DOCUMENT EXCERPT:
The Communist Party of India (Marxist) organises an annual "Venmani Martyrs Day" to commemorate the massacre. Foundation stone for memorial was laid by Jyoti Basu in 1969 when he was Deputy Chief Minister of West Bengal. The memorial was erected by the party in the form of a black granite monolith carved with the names of the forty-four victims, including fourteen victims from one family. It is topped with the hammer and sickle of the CPI(M). A plantain bud "carved out of monolithic red granite mounted on a platform serves as a memory of the dead".

Other political groups have also participated in the commemorations. The Dalit political party Viduthalai Chiruthaigal Katchi have objected to Communist control of the event. Its district secretary S. Vivekanandam said, "We also want to pay tributes to the martyrs. But the CPM does not allow us to arrange for any programmes during the anniversary saying that only their party stood in support of the farmers of Keezhvenmani. They also said that they had got the place of massacre registered in their party's name. It is unacceptable that a single party claims ownership of the historical place".

ASSIGNED TASK: Extend the passage on the Keezhvenmani massacre commemorations, picking up after its last sentence. The items after this passage are separate material unrelated to it.

RECORDS:
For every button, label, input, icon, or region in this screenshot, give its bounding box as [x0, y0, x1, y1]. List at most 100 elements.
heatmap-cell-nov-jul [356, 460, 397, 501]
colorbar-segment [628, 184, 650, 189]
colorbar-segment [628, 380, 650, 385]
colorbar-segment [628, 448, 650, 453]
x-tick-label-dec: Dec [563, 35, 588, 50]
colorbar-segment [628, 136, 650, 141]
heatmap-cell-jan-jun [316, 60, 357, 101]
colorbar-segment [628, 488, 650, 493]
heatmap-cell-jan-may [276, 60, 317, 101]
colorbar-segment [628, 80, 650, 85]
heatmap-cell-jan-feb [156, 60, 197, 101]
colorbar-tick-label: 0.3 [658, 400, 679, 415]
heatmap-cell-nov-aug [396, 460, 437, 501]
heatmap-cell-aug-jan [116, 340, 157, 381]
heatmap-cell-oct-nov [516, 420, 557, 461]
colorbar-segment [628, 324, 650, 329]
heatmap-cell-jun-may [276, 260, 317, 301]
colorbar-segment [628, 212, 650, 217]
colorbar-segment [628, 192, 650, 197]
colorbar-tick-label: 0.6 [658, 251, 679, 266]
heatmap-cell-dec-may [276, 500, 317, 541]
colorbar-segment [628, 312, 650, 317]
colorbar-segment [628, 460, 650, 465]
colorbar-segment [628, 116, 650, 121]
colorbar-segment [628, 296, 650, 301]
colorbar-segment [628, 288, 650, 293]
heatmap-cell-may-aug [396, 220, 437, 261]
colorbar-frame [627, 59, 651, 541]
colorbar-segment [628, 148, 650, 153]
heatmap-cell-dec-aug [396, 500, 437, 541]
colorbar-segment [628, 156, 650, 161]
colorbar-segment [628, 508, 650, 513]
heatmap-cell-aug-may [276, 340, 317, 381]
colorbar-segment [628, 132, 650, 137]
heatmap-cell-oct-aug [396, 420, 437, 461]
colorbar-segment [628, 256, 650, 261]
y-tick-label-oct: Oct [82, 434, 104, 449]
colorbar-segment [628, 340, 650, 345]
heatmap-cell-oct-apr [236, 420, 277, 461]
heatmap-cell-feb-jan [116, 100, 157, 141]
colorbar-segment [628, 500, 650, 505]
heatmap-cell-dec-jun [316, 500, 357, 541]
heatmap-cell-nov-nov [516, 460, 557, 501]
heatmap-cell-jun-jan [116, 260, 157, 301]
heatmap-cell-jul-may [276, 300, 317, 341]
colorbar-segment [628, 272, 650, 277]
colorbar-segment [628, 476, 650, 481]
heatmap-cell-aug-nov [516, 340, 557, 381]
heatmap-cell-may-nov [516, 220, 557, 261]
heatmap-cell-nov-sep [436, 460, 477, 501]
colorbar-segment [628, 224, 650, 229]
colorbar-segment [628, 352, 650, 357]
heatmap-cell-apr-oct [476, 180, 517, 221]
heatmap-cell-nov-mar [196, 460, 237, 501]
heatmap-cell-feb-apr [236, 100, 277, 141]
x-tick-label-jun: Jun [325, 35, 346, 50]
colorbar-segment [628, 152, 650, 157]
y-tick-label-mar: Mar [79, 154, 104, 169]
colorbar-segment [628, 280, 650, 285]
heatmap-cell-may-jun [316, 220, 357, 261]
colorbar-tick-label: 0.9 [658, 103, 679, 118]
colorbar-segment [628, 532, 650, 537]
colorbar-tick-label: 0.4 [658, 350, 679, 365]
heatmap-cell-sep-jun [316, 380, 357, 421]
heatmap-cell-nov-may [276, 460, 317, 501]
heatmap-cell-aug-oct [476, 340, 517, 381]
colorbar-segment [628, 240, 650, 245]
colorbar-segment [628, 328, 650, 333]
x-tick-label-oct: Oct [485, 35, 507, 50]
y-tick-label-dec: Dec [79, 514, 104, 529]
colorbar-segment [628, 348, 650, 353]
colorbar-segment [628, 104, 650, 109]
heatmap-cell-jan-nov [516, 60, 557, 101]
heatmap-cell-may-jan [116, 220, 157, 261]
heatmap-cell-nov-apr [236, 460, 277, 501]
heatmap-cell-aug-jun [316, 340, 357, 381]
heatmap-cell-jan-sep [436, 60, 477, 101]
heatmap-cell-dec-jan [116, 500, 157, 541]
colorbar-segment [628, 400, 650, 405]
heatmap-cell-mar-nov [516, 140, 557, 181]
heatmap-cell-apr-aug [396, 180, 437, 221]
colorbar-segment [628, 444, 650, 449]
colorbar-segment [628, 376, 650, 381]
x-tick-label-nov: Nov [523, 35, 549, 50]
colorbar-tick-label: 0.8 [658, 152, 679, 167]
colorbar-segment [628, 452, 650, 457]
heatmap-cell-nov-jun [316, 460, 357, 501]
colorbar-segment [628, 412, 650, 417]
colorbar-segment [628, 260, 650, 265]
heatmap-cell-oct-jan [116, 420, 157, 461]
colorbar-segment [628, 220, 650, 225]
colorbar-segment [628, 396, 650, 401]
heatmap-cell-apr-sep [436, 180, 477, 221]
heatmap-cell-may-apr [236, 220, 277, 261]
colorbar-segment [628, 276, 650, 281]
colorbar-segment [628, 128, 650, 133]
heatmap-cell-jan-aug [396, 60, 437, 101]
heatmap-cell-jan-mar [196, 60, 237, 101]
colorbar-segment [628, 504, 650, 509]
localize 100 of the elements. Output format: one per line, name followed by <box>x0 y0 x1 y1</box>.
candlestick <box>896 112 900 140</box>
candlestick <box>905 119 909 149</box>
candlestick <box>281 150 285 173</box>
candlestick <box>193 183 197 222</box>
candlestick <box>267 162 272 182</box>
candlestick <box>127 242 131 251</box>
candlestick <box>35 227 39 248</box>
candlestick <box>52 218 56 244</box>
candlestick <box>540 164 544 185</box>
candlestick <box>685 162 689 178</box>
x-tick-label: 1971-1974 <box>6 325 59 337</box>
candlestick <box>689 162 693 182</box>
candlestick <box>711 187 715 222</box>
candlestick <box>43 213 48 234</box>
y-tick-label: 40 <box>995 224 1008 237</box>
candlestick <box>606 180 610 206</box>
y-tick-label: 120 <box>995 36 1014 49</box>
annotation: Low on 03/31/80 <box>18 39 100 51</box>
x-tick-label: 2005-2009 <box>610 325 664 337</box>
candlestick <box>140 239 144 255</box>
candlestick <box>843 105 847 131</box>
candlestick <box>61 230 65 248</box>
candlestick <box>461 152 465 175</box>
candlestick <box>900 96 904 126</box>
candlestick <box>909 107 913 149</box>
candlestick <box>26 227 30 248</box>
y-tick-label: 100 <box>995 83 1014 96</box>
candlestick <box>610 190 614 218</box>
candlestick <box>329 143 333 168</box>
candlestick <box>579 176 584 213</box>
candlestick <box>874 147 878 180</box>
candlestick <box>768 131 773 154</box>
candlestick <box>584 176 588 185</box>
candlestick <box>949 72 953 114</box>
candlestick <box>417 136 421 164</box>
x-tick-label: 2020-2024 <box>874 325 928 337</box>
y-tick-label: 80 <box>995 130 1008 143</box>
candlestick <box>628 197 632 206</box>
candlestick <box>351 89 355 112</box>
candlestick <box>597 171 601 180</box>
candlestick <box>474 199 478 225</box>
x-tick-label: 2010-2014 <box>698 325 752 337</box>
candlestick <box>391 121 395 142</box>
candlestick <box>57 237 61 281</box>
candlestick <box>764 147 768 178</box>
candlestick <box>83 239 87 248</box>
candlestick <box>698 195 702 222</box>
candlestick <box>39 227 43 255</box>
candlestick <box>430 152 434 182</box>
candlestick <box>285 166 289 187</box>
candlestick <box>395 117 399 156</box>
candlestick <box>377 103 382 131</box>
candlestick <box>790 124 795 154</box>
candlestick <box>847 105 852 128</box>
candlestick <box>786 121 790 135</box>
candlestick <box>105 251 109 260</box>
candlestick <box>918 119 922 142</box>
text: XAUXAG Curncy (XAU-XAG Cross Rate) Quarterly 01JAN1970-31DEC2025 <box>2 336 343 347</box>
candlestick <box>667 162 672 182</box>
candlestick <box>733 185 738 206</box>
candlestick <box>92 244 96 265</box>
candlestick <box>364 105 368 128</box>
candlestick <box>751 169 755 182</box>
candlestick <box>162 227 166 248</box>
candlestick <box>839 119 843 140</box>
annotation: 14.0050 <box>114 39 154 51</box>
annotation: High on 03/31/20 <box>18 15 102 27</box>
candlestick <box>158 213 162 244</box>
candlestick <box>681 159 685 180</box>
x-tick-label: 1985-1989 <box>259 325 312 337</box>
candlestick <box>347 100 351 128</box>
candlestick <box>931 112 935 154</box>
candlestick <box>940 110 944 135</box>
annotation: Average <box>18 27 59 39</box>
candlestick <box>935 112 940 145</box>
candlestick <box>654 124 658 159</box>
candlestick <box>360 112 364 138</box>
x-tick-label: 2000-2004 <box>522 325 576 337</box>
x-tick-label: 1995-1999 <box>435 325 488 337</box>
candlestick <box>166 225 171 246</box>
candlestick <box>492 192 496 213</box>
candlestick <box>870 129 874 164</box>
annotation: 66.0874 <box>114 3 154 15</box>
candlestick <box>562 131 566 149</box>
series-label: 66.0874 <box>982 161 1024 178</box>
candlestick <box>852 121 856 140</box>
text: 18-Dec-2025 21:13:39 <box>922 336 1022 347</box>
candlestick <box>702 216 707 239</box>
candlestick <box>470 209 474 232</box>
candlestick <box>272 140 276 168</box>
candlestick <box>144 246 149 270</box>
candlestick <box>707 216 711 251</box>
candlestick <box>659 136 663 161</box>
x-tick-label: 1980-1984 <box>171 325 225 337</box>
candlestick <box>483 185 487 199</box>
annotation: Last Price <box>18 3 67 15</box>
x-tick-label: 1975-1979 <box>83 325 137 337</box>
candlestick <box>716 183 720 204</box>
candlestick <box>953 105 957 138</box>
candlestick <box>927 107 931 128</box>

WRITTEN REPLY:
In 2006, the CPI(M) announced that it would begin the construction of a much larger memorial (referred to as "Mani Mandapam"). In 2014, the partially completed new memorial was inaugurated by the party. It comprises 44 granite pillars, representing each of the victims, surrounding a large building functioning as a museum and centre of commemoration.

==In popular culture==
- The incident became the main background subject in the 1977 Sahitya Akademi winning novel Kurudhippunal, by Indira Parthasarathy.
- The 1983 film Kann Sivanthaal Mann Sivakkum was based on Parthasarathy's novel.
- The massacre was the main subject of the 1997 Tamil language movie Aravindhan starring Sarath Kumar, Parthiban and Nagma.
- The 2001 movie Citizen starring Ajith Kumar is loosely based on this incident.
- The 2004 movie Virumaandi starring Kamal Hasan has an epic scene highlighting this incident in the prison scene, performed by Rohini as the reporter who hails from Kilvenmani
- In a 2006 documentary film, Ramiahvin Kudisai (The Hut of Ramiah) in Chennai, survivors told their stories.
- The 2014 novel The Gypsy Goddess by Meena Kandasamy is based on this incident.
- The 2019 film Asuran starring Dhanush has references and similarity to such an incident of burning Dalit community huts.